Exercise goal: All lines in which the word "Clear" occurs are to be extracted.

───── Records for the exercise

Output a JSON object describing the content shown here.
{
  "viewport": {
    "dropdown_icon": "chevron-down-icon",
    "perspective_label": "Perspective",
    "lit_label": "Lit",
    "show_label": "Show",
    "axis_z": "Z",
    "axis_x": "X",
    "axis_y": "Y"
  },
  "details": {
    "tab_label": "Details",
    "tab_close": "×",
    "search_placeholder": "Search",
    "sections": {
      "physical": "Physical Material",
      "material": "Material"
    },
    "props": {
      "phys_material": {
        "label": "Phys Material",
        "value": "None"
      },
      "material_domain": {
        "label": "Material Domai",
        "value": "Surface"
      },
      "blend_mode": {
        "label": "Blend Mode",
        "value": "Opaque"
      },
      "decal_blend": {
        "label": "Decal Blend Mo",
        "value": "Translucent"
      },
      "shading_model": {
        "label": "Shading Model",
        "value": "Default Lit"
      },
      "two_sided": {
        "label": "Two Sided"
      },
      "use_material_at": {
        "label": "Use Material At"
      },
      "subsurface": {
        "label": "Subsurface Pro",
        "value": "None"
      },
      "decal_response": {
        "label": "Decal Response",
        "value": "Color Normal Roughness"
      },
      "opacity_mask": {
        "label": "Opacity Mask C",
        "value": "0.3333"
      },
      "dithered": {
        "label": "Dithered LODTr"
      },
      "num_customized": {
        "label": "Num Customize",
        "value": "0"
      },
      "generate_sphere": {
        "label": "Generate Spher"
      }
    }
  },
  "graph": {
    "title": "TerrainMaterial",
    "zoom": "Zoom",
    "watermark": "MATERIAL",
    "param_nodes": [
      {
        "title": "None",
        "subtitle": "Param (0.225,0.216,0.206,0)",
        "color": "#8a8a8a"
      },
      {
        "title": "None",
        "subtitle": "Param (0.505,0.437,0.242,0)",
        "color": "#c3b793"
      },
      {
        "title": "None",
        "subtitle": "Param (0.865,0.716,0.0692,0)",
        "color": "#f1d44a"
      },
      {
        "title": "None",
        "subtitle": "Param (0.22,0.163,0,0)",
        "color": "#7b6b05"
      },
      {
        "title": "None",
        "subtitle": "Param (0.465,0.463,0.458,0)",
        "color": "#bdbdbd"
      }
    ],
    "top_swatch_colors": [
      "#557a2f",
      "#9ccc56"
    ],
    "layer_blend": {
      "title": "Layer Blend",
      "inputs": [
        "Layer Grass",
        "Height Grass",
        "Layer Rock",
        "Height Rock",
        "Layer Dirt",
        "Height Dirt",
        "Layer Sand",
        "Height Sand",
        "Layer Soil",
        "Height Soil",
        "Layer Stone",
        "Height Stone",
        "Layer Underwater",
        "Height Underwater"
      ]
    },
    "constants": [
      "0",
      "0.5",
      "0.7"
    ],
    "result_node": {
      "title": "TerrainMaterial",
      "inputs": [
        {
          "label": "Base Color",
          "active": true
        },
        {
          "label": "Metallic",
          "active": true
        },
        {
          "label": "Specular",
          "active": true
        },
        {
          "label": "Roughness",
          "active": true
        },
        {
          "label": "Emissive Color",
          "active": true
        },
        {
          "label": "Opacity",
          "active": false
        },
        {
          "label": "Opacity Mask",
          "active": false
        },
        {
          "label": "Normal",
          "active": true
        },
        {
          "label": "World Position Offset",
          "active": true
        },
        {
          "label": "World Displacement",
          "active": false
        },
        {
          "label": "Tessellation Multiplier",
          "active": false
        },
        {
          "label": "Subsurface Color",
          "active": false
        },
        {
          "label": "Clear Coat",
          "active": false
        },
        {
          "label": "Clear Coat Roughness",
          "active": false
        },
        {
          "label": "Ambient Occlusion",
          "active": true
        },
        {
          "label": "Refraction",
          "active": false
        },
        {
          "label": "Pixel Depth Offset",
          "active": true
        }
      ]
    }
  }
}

──────────
───── Records for the exercise

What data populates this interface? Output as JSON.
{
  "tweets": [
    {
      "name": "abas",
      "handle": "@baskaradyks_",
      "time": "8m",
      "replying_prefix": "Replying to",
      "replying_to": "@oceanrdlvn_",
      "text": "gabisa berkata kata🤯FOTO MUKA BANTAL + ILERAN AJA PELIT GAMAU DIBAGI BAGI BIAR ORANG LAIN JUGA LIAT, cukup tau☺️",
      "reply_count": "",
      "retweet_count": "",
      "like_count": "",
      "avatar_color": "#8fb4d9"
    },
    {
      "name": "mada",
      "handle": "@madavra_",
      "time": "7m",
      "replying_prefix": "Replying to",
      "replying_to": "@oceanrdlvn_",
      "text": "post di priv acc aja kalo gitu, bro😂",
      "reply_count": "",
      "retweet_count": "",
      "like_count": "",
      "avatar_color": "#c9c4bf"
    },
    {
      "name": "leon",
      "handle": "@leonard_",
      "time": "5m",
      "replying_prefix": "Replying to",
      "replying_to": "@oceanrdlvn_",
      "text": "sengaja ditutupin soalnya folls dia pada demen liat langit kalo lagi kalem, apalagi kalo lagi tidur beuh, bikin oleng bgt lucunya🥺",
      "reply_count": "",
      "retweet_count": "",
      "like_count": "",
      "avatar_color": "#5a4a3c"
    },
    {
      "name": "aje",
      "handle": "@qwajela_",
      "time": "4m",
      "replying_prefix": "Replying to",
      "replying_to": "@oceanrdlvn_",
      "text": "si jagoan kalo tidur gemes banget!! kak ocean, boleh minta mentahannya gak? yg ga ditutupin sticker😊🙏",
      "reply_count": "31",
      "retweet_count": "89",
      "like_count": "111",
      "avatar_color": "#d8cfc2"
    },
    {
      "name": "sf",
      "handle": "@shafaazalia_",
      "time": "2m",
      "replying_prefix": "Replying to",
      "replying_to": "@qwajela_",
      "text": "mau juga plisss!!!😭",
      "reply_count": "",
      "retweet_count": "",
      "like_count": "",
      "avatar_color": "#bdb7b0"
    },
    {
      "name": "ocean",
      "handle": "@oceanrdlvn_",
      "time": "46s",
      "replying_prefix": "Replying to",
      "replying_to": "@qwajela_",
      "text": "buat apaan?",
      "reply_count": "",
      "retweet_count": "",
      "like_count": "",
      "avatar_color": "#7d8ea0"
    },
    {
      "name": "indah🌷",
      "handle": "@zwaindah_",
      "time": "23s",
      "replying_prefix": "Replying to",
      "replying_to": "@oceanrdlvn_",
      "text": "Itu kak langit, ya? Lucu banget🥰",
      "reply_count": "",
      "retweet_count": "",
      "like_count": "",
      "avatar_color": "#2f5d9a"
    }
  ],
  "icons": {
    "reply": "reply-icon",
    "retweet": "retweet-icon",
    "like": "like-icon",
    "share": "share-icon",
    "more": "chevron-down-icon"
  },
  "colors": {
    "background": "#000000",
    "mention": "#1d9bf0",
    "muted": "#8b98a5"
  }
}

──────────

Reply to the task:
          "label": "Clear Coat",
          "label": "Clear Coat Roughness",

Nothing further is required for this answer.